EXERCISE REQUIREMENTS — Copy the listing below line for line, with no changes to any of the text, and omit the pictures from your copy.

DATA EXCERPTS —
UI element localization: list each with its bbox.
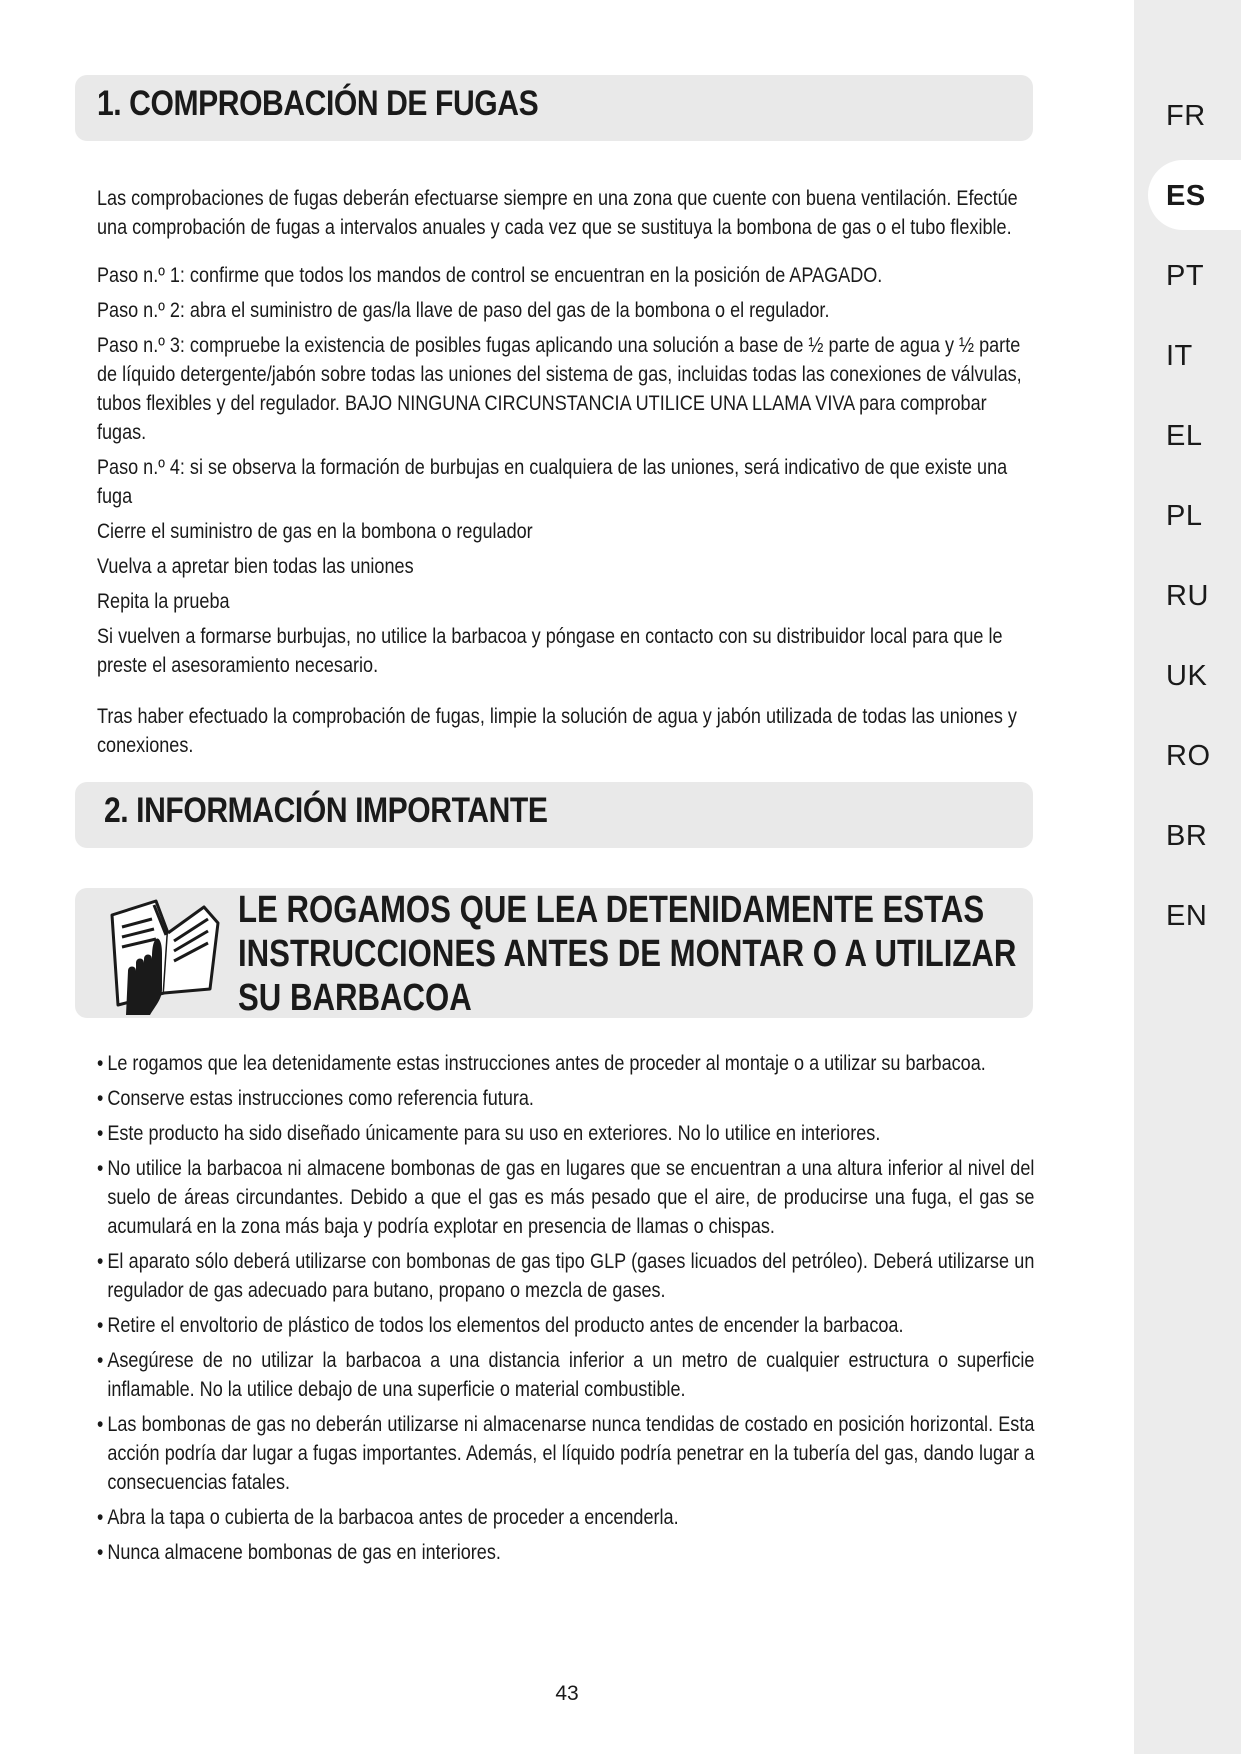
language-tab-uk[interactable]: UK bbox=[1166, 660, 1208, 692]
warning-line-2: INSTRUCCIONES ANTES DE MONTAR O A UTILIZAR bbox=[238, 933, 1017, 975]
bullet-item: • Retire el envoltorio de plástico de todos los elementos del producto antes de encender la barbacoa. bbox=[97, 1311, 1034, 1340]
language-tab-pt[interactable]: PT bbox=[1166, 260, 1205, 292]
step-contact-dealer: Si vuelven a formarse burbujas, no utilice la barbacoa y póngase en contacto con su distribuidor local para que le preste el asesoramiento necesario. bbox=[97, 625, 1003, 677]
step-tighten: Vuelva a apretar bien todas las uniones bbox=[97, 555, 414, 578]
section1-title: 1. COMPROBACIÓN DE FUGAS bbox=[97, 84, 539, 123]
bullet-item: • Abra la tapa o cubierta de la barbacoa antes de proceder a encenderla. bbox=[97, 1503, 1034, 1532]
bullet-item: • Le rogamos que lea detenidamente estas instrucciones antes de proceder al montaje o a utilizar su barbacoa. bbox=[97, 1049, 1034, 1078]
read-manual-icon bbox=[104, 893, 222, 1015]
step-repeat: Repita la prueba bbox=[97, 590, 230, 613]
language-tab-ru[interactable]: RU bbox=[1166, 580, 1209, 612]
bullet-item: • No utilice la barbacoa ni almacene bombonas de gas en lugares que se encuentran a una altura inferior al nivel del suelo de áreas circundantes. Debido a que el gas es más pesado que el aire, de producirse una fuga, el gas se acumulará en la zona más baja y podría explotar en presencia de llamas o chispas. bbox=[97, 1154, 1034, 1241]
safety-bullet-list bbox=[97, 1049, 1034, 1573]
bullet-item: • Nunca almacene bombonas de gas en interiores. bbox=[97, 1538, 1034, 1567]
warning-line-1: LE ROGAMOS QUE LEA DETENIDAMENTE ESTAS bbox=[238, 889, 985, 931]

FINISHED TASK —
UI element localization: list each with its bbox.
language-tab-uk[interactable]: UK bbox=[1166, 660, 1208, 692]
warning-line-2: INSTRUCCIONES ANTES DE MONTAR O A UTILIZAR bbox=[238, 933, 1017, 975]
bullet-item: • Retire el envoltorio de plástico de todos los elementos del producto antes de encender la barbacoa. bbox=[97, 1311, 1034, 1340]
language-tab-pt[interactable]: PT bbox=[1166, 260, 1205, 292]
step-contact-dealer: Si vuelven a formarse burbujas, no utilice la barbacoa y póngase en contacto con su distribuidor local para que le preste el asesoramiento necesario. bbox=[97, 625, 1003, 677]
step-tighten: Vuelva a apretar bien todas las uniones bbox=[97, 555, 414, 578]
section1-title: 1. COMPROBACIÓN DE FUGAS bbox=[97, 84, 539, 123]
bullet-item: • Abra la tapa o cubierta de la barbacoa antes de proceder a encenderla. bbox=[97, 1503, 1034, 1532]
bullet-item: • Le rogamos que lea detenidamente estas instrucciones antes de proceder al montaje o a utilizar su barbacoa. bbox=[97, 1049, 1034, 1078]
read-manual-icon bbox=[104, 893, 222, 1015]
step-repeat: Repita la prueba bbox=[97, 590, 230, 613]
language-tab-ru[interactable]: RU bbox=[1166, 580, 1209, 612]
bullet-item: • No utilice la barbacoa ni almacene bombonas de gas en lugares que se encuentran a una altura inferior al nivel del suelo de áreas circundantes. Debido a que el gas es más pesado que el aire, de producirse una fuga, el gas se acumulará en la zona más baja y podría explotar en presencia de llamas o chispas. bbox=[97, 1154, 1034, 1241]
safety-bullet-list bbox=[97, 1049, 1034, 1573]
bullet-item: • Nunca almacene bombonas de gas en interiores. bbox=[97, 1538, 1034, 1567]
warning-line-1: LE ROGAMOS QUE LEA DETENIDAMENTE ESTAS bbox=[238, 889, 985, 931]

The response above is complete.